_Data provided:_
↓↓↓

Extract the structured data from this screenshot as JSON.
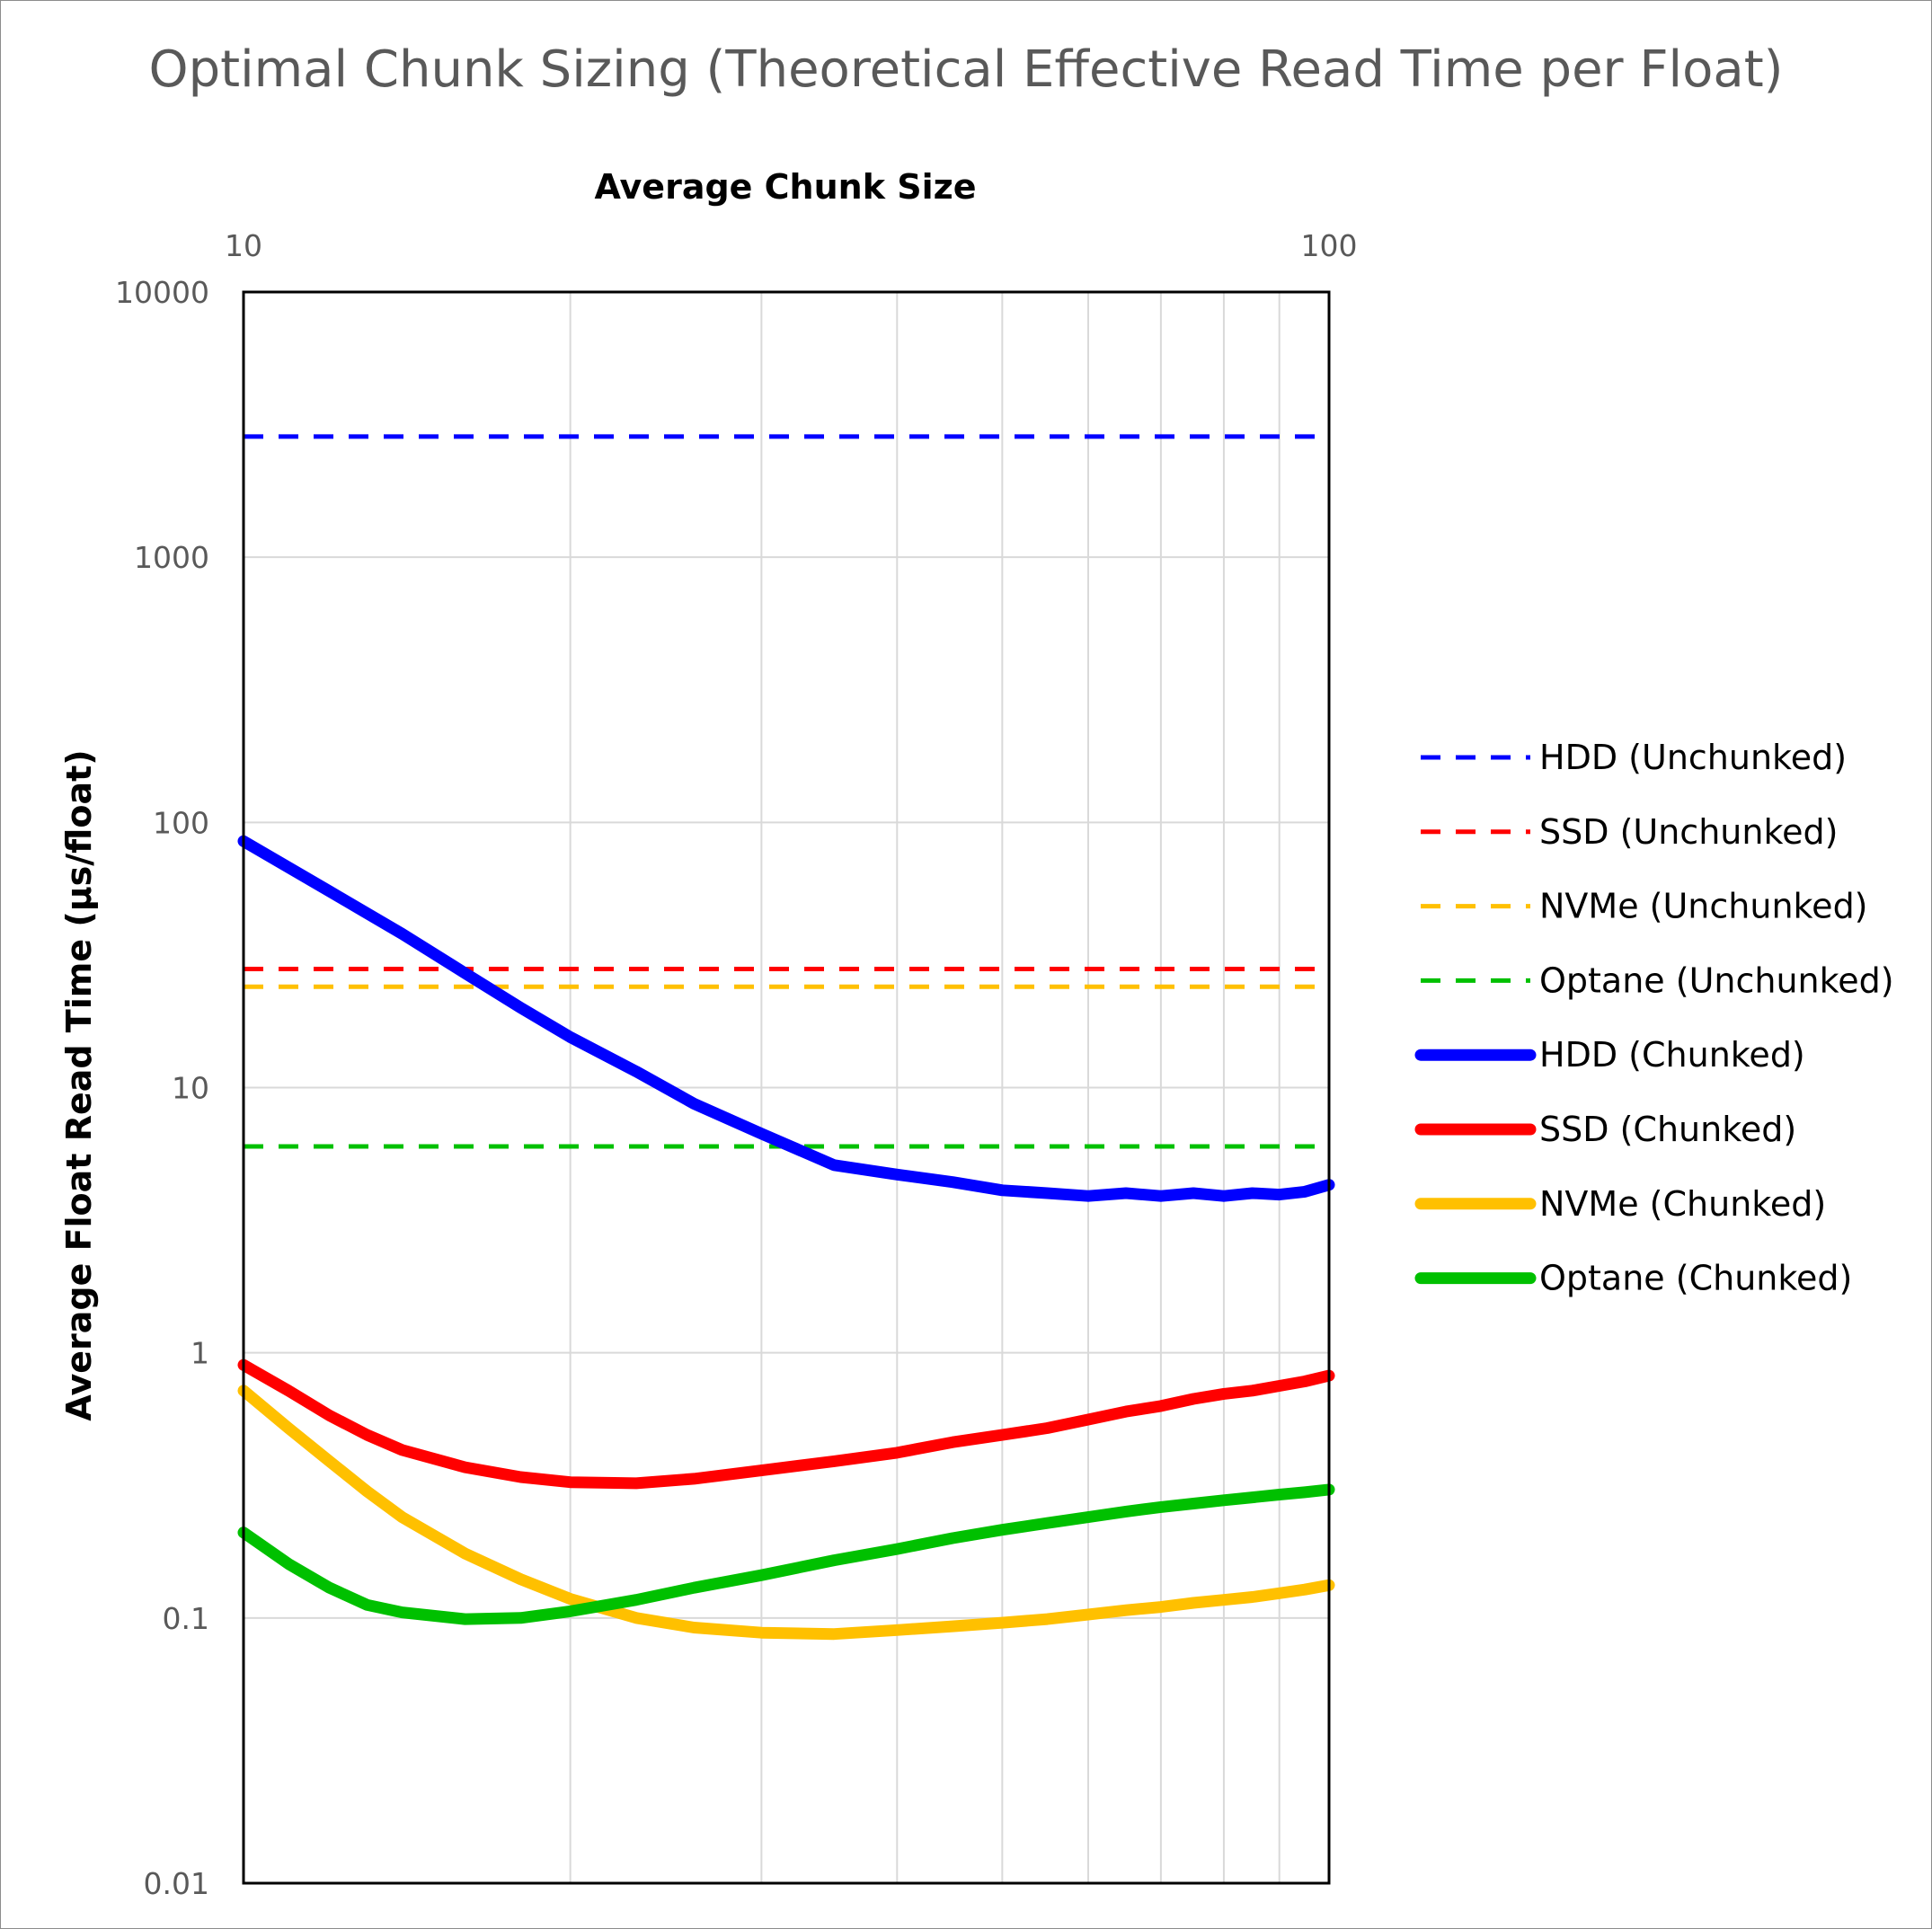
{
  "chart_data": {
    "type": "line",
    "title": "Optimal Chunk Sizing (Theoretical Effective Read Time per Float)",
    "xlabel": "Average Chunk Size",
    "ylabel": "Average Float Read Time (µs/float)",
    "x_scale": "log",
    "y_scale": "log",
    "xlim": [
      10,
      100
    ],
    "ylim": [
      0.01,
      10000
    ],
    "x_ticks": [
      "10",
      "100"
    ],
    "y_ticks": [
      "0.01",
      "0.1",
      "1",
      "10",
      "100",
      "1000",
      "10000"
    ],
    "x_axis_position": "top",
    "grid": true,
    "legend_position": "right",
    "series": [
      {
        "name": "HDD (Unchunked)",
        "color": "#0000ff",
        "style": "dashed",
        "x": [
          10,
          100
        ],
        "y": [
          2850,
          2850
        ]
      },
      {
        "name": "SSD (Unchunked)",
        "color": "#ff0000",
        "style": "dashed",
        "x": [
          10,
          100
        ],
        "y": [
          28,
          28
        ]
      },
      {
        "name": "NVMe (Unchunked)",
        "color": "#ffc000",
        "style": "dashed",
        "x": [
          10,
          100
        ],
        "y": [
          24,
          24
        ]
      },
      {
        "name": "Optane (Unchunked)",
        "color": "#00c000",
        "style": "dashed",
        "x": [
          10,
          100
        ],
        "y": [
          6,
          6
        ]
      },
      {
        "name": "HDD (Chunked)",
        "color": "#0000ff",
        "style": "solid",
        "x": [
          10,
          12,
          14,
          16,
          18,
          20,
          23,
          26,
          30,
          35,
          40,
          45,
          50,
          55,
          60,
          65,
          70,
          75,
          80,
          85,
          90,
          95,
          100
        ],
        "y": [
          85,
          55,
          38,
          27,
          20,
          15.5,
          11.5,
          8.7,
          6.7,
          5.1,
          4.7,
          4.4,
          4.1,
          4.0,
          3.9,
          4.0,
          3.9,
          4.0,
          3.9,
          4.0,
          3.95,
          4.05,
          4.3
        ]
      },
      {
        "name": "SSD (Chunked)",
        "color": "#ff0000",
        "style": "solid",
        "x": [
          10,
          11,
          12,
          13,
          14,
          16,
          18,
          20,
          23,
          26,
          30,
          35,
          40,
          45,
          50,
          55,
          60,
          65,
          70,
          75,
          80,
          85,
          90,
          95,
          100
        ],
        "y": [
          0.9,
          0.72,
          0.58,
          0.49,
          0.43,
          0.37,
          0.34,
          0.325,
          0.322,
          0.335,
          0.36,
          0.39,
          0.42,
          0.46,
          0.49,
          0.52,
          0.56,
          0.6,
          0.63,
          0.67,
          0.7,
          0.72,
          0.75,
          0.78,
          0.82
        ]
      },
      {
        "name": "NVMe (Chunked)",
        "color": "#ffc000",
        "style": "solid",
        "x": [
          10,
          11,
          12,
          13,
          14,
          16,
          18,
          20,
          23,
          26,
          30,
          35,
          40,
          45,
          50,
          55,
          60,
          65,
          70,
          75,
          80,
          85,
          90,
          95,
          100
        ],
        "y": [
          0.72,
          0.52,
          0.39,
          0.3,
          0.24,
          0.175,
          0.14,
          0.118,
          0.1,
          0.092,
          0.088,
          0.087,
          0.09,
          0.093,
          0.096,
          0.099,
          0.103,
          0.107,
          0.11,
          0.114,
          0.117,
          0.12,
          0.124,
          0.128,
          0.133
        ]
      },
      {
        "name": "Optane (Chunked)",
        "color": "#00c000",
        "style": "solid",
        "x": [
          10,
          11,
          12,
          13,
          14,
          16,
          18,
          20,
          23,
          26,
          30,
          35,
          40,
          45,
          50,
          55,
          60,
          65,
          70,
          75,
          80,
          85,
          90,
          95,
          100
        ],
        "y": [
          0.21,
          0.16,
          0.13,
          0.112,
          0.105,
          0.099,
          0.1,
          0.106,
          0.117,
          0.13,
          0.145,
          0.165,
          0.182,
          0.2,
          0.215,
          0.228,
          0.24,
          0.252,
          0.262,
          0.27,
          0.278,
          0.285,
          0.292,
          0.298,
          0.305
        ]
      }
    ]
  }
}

↑↑↑

_Given problem:_
Each line of the data should be quoted exactly, with pictures left out.

_Result for this exercise:_
Extract the structured data from this screenshot as JSON.
{
  "chart_data": {
    "type": "line",
    "title": "Optimal Chunk Sizing (Theoretical Effective Read Time per Float)",
    "xlabel": "Average Chunk Size",
    "ylabel": "Average Float Read Time (µs/float)",
    "x_scale": "log",
    "y_scale": "log",
    "xlim": [
      10,
      100
    ],
    "ylim": [
      0.01,
      10000
    ],
    "x_ticks": [
      "10",
      "100"
    ],
    "y_ticks": [
      "0.01",
      "0.1",
      "1",
      "10",
      "100",
      "1000",
      "10000"
    ],
    "x_axis_position": "top",
    "grid": true,
    "legend_position": "right",
    "series": [
      {
        "name": "HDD (Unchunked)",
        "color": "#0000ff",
        "style": "dashed",
        "x": [
          10,
          100
        ],
        "y": [
          2850,
          2850
        ]
      },
      {
        "name": "SSD (Unchunked)",
        "color": "#ff0000",
        "style": "dashed",
        "x": [
          10,
          100
        ],
        "y": [
          28,
          28
        ]
      },
      {
        "name": "NVMe (Unchunked)",
        "color": "#ffc000",
        "style": "dashed",
        "x": [
          10,
          100
        ],
        "y": [
          24,
          24
        ]
      },
      {
        "name": "Optane (Unchunked)",
        "color": "#00c000",
        "style": "dashed",
        "x": [
          10,
          100
        ],
        "y": [
          6,
          6
        ]
      },
      {
        "name": "HDD (Chunked)",
        "color": "#0000ff",
        "style": "solid",
        "x": [
          10,
          12,
          14,
          16,
          18,
          20,
          23,
          26,
          30,
          35,
          40,
          45,
          50,
          55,
          60,
          65,
          70,
          75,
          80,
          85,
          90,
          95,
          100
        ],
        "y": [
          85,
          55,
          38,
          27,
          20,
          15.5,
          11.5,
          8.7,
          6.7,
          5.1,
          4.7,
          4.4,
          4.1,
          4.0,
          3.9,
          4.0,
          3.9,
          4.0,
          3.9,
          4.0,
          3.95,
          4.05,
          4.3
        ]
      },
      {
        "name": "SSD (Chunked)",
        "color": "#ff0000",
        "style": "solid",
        "x": [
          10,
          11,
          12,
          13,
          14,
          16,
          18,
          20,
          23,
          26,
          30,
          35,
          40,
          45,
          50,
          55,
          60,
          65,
          70,
          75,
          80,
          85,
          90,
          95,
          100
        ],
        "y": [
          0.9,
          0.72,
          0.58,
          0.49,
          0.43,
          0.37,
          0.34,
          0.325,
          0.322,
          0.335,
          0.36,
          0.39,
          0.42,
          0.46,
          0.49,
          0.52,
          0.56,
          0.6,
          0.63,
          0.67,
          0.7,
          0.72,
          0.75,
          0.78,
          0.82
        ]
      },
      {
        "name": "NVMe (Chunked)",
        "color": "#ffc000",
        "style": "solid",
        "x": [
          10,
          11,
          12,
          13,
          14,
          16,
          18,
          20,
          23,
          26,
          30,
          35,
          40,
          45,
          50,
          55,
          60,
          65,
          70,
          75,
          80,
          85,
          90,
          95,
          100
        ],
        "y": [
          0.72,
          0.52,
          0.39,
          0.3,
          0.24,
          0.175,
          0.14,
          0.118,
          0.1,
          0.092,
          0.088,
          0.087,
          0.09,
          0.093,
          0.096,
          0.099,
          0.103,
          0.107,
          0.11,
          0.114,
          0.117,
          0.12,
          0.124,
          0.128,
          0.133
        ]
      },
      {
        "name": "Optane (Chunked)",
        "color": "#00c000",
        "style": "solid",
        "x": [
          10,
          11,
          12,
          13,
          14,
          16,
          18,
          20,
          23,
          26,
          30,
          35,
          40,
          45,
          50,
          55,
          60,
          65,
          70,
          75,
          80,
          85,
          90,
          95,
          100
        ],
        "y": [
          0.21,
          0.16,
          0.13,
          0.112,
          0.105,
          0.099,
          0.1,
          0.106,
          0.117,
          0.13,
          0.145,
          0.165,
          0.182,
          0.2,
          0.215,
          0.228,
          0.24,
          0.252,
          0.262,
          0.27,
          0.278,
          0.285,
          0.292,
          0.298,
          0.305
        ]
      }
    ]
  }
}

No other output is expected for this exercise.